> [REQUIRED TASK] Write out the data below exactly as given, without any of its pictures.

> [MATERIAL PROVIDED]

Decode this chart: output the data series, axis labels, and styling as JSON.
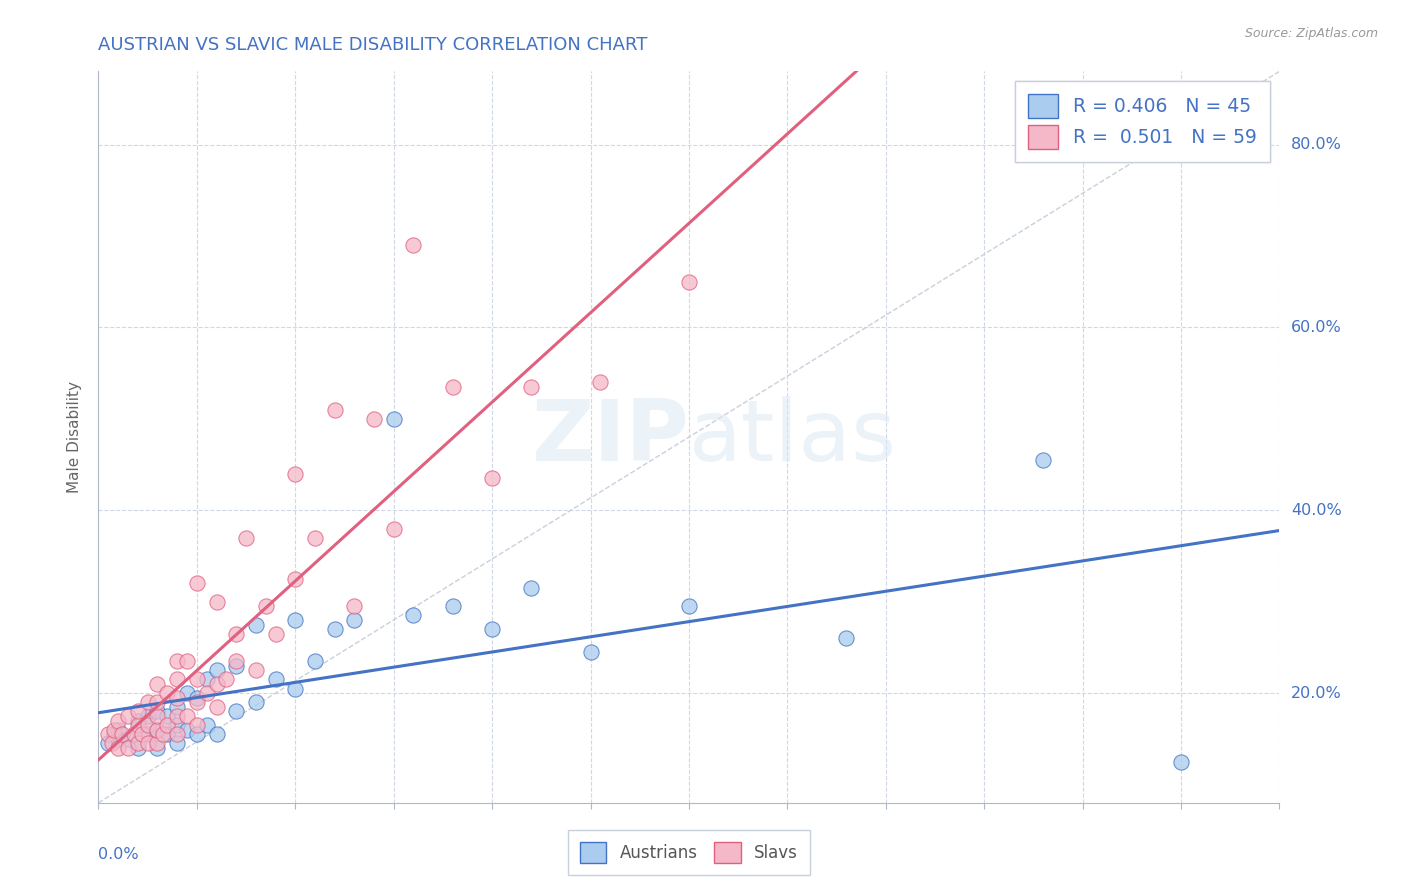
{
  "title": "AUSTRIAN VS SLAVIC MALE DISABILITY CORRELATION CHART",
  "source_text": "Source: ZipAtlas.com",
  "ylabel": "Male Disability",
  "xlim": [
    0.0,
    0.6
  ],
  "ylim": [
    0.08,
    0.88
  ],
  "yticks": [
    0.2,
    0.4,
    0.6,
    0.8
  ],
  "ytick_labels": [
    "20.0%",
    "40.0%",
    "60.0%",
    "80.0%"
  ],
  "legend_r_austrians": "0.406",
  "legend_n_austrians": "45",
  "legend_r_slavs": "0.501",
  "legend_n_slavs": "59",
  "austrian_color": "#aaccee",
  "slav_color": "#f4b8c8",
  "austrian_line_color": "#4472c4",
  "slav_line_color": "#e06080",
  "diagonal_color": "#c8d0dc",
  "background_color": "#ffffff",
  "grid_color": "#d0d8e8",
  "austrians_x": [
    0.005,
    0.008,
    0.01,
    0.01,
    0.015,
    0.02,
    0.02,
    0.025,
    0.025,
    0.03,
    0.03,
    0.03,
    0.035,
    0.035,
    0.04,
    0.04,
    0.04,
    0.045,
    0.045,
    0.05,
    0.05,
    0.055,
    0.055,
    0.06,
    0.06,
    0.07,
    0.07,
    0.08,
    0.08,
    0.09,
    0.1,
    0.1,
    0.11,
    0.12,
    0.13,
    0.15,
    0.16,
    0.18,
    0.2,
    0.22,
    0.25,
    0.3,
    0.38,
    0.48,
    0.55
  ],
  "austrians_y": [
    0.145,
    0.155,
    0.15,
    0.16,
    0.15,
    0.14,
    0.17,
    0.155,
    0.175,
    0.14,
    0.16,
    0.18,
    0.155,
    0.175,
    0.145,
    0.165,
    0.185,
    0.16,
    0.2,
    0.155,
    0.195,
    0.165,
    0.215,
    0.155,
    0.225,
    0.18,
    0.23,
    0.19,
    0.275,
    0.215,
    0.205,
    0.28,
    0.235,
    0.27,
    0.28,
    0.5,
    0.285,
    0.295,
    0.27,
    0.315,
    0.245,
    0.295,
    0.26,
    0.455,
    0.125
  ],
  "slavs_x": [
    0.005,
    0.007,
    0.008,
    0.01,
    0.01,
    0.012,
    0.015,
    0.015,
    0.018,
    0.02,
    0.02,
    0.02,
    0.022,
    0.025,
    0.025,
    0.025,
    0.03,
    0.03,
    0.03,
    0.03,
    0.03,
    0.033,
    0.035,
    0.035,
    0.04,
    0.04,
    0.04,
    0.04,
    0.04,
    0.045,
    0.045,
    0.05,
    0.05,
    0.05,
    0.05,
    0.055,
    0.06,
    0.06,
    0.06,
    0.065,
    0.07,
    0.07,
    0.075,
    0.08,
    0.085,
    0.09,
    0.1,
    0.1,
    0.11,
    0.12,
    0.13,
    0.14,
    0.15,
    0.16,
    0.18,
    0.2,
    0.22,
    0.255,
    0.3
  ],
  "slavs_y": [
    0.155,
    0.145,
    0.16,
    0.14,
    0.17,
    0.155,
    0.14,
    0.175,
    0.155,
    0.145,
    0.165,
    0.18,
    0.155,
    0.145,
    0.165,
    0.19,
    0.145,
    0.16,
    0.175,
    0.19,
    0.21,
    0.155,
    0.165,
    0.2,
    0.155,
    0.175,
    0.195,
    0.215,
    0.235,
    0.175,
    0.235,
    0.165,
    0.19,
    0.215,
    0.32,
    0.2,
    0.185,
    0.21,
    0.3,
    0.215,
    0.235,
    0.265,
    0.37,
    0.225,
    0.295,
    0.265,
    0.325,
    0.44,
    0.37,
    0.51,
    0.295,
    0.5,
    0.38,
    0.69,
    0.535,
    0.435,
    0.535,
    0.54,
    0.65
  ]
}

> [EXERCISE ANSWER]
Decode this chart: output the data series, axis labels, and styling as JSON.
{
  "title": "AUSTRIAN VS SLAVIC MALE DISABILITY CORRELATION CHART",
  "source_text": "Source: ZipAtlas.com",
  "ylabel": "Male Disability",
  "xlim": [
    0.0,
    0.6
  ],
  "ylim": [
    0.08,
    0.88
  ],
  "yticks": [
    0.2,
    0.4,
    0.6,
    0.8
  ],
  "ytick_labels": [
    "20.0%",
    "40.0%",
    "60.0%",
    "80.0%"
  ],
  "legend_r_austrians": "0.406",
  "legend_n_austrians": "45",
  "legend_r_slavs": "0.501",
  "legend_n_slavs": "59",
  "austrian_color": "#aaccee",
  "slav_color": "#f4b8c8",
  "austrian_line_color": "#4472c4",
  "slav_line_color": "#e06080",
  "diagonal_color": "#c8d0dc",
  "background_color": "#ffffff",
  "grid_color": "#d0d8e8",
  "austrians_x": [
    0.005,
    0.008,
    0.01,
    0.01,
    0.015,
    0.02,
    0.02,
    0.025,
    0.025,
    0.03,
    0.03,
    0.03,
    0.035,
    0.035,
    0.04,
    0.04,
    0.04,
    0.045,
    0.045,
    0.05,
    0.05,
    0.055,
    0.055,
    0.06,
    0.06,
    0.07,
    0.07,
    0.08,
    0.08,
    0.09,
    0.1,
    0.1,
    0.11,
    0.12,
    0.13,
    0.15,
    0.16,
    0.18,
    0.2,
    0.22,
    0.25,
    0.3,
    0.38,
    0.48,
    0.55
  ],
  "austrians_y": [
    0.145,
    0.155,
    0.15,
    0.16,
    0.15,
    0.14,
    0.17,
    0.155,
    0.175,
    0.14,
    0.16,
    0.18,
    0.155,
    0.175,
    0.145,
    0.165,
    0.185,
    0.16,
    0.2,
    0.155,
    0.195,
    0.165,
    0.215,
    0.155,
    0.225,
    0.18,
    0.23,
    0.19,
    0.275,
    0.215,
    0.205,
    0.28,
    0.235,
    0.27,
    0.28,
    0.5,
    0.285,
    0.295,
    0.27,
    0.315,
    0.245,
    0.295,
    0.26,
    0.455,
    0.125
  ],
  "slavs_x": [
    0.005,
    0.007,
    0.008,
    0.01,
    0.01,
    0.012,
    0.015,
    0.015,
    0.018,
    0.02,
    0.02,
    0.02,
    0.022,
    0.025,
    0.025,
    0.025,
    0.03,
    0.03,
    0.03,
    0.03,
    0.03,
    0.033,
    0.035,
    0.035,
    0.04,
    0.04,
    0.04,
    0.04,
    0.04,
    0.045,
    0.045,
    0.05,
    0.05,
    0.05,
    0.05,
    0.055,
    0.06,
    0.06,
    0.06,
    0.065,
    0.07,
    0.07,
    0.075,
    0.08,
    0.085,
    0.09,
    0.1,
    0.1,
    0.11,
    0.12,
    0.13,
    0.14,
    0.15,
    0.16,
    0.18,
    0.2,
    0.22,
    0.255,
    0.3
  ],
  "slavs_y": [
    0.155,
    0.145,
    0.16,
    0.14,
    0.17,
    0.155,
    0.14,
    0.175,
    0.155,
    0.145,
    0.165,
    0.18,
    0.155,
    0.145,
    0.165,
    0.19,
    0.145,
    0.16,
    0.175,
    0.19,
    0.21,
    0.155,
    0.165,
    0.2,
    0.155,
    0.175,
    0.195,
    0.215,
    0.235,
    0.175,
    0.235,
    0.165,
    0.19,
    0.215,
    0.32,
    0.2,
    0.185,
    0.21,
    0.3,
    0.215,
    0.235,
    0.265,
    0.37,
    0.225,
    0.295,
    0.265,
    0.325,
    0.44,
    0.37,
    0.51,
    0.295,
    0.5,
    0.38,
    0.69,
    0.535,
    0.435,
    0.535,
    0.54,
    0.65
  ]
}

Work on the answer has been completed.